## To do
Say how many lines of these entries include the word "мышц", and answer with the number alone.

## Dataset entries
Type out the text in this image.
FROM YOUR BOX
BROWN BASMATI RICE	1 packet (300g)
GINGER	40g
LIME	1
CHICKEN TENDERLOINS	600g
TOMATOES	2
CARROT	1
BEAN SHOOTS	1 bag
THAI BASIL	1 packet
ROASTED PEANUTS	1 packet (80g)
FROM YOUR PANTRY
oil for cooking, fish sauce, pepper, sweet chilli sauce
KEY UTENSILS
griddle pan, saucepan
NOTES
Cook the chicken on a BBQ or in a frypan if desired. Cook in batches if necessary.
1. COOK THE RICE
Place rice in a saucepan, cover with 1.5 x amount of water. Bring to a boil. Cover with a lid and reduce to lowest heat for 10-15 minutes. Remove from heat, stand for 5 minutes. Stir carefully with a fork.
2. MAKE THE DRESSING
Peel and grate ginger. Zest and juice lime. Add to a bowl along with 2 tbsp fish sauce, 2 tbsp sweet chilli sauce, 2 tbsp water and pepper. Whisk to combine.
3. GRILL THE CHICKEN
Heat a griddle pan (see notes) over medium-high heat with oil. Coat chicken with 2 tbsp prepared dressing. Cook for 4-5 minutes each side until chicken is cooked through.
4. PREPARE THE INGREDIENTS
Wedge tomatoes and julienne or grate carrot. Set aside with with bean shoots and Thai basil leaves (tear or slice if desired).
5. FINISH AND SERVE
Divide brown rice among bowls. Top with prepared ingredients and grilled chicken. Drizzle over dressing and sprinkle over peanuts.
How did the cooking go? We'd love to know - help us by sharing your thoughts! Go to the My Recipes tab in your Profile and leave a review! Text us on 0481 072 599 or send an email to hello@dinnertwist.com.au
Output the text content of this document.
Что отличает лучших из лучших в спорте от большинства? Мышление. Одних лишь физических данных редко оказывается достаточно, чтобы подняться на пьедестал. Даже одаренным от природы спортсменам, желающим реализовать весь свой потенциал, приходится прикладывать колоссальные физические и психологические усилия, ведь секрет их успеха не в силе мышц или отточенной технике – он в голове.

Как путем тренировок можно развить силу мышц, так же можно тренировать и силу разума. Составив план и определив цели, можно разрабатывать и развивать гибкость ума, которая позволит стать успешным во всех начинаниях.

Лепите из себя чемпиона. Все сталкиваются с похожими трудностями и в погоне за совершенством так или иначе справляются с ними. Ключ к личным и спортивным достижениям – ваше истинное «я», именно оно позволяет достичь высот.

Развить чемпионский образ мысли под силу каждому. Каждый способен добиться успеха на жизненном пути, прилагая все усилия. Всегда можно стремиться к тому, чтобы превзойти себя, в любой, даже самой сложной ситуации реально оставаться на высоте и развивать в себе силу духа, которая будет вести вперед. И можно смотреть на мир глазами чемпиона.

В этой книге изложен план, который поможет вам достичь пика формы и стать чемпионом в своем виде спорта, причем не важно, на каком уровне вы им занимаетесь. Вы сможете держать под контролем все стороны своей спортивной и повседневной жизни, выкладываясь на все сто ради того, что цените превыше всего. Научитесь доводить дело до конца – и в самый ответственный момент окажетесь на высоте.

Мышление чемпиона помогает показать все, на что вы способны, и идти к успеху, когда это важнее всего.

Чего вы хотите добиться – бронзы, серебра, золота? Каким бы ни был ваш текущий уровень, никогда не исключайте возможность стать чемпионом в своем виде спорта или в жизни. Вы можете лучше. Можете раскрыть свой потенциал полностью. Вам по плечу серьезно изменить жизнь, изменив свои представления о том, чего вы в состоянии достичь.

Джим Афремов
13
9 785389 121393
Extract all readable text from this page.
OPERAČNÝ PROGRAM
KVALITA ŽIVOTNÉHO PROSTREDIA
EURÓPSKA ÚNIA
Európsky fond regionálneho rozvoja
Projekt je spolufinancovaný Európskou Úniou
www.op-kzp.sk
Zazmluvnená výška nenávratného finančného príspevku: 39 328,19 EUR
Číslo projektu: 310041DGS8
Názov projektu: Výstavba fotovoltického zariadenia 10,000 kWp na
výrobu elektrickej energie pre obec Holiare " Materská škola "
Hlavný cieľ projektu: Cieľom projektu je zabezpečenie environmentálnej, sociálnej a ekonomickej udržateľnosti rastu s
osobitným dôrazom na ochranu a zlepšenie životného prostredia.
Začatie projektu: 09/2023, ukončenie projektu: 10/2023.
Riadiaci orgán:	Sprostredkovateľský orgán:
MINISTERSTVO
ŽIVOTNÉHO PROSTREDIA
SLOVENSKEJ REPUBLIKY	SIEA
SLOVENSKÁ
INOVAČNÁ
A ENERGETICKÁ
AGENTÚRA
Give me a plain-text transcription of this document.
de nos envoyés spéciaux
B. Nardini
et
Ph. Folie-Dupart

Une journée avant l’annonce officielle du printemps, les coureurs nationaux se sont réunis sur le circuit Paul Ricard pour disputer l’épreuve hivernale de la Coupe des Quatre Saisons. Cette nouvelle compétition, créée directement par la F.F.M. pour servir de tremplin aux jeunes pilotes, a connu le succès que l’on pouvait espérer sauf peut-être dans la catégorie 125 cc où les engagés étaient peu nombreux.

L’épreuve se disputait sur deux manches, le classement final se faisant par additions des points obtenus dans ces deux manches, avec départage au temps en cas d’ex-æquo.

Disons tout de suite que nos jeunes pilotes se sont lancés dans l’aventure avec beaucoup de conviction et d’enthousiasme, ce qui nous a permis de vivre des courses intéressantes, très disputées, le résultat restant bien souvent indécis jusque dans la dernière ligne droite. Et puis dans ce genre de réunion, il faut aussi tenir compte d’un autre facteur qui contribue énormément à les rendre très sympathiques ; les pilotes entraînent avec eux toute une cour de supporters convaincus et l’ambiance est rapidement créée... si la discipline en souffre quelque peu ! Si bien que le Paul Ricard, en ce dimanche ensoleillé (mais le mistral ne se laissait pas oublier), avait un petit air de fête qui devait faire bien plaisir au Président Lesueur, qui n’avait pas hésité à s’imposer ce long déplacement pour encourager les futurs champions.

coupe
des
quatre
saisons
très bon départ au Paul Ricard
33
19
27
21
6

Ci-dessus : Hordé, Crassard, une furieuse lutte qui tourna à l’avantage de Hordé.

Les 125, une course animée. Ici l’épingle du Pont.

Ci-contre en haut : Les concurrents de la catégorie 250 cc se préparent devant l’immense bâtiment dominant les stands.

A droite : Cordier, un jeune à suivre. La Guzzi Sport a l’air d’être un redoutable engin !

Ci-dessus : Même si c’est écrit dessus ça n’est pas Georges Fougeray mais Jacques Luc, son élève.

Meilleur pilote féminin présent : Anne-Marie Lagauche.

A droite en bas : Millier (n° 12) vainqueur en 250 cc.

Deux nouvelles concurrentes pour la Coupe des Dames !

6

## Response to this task
2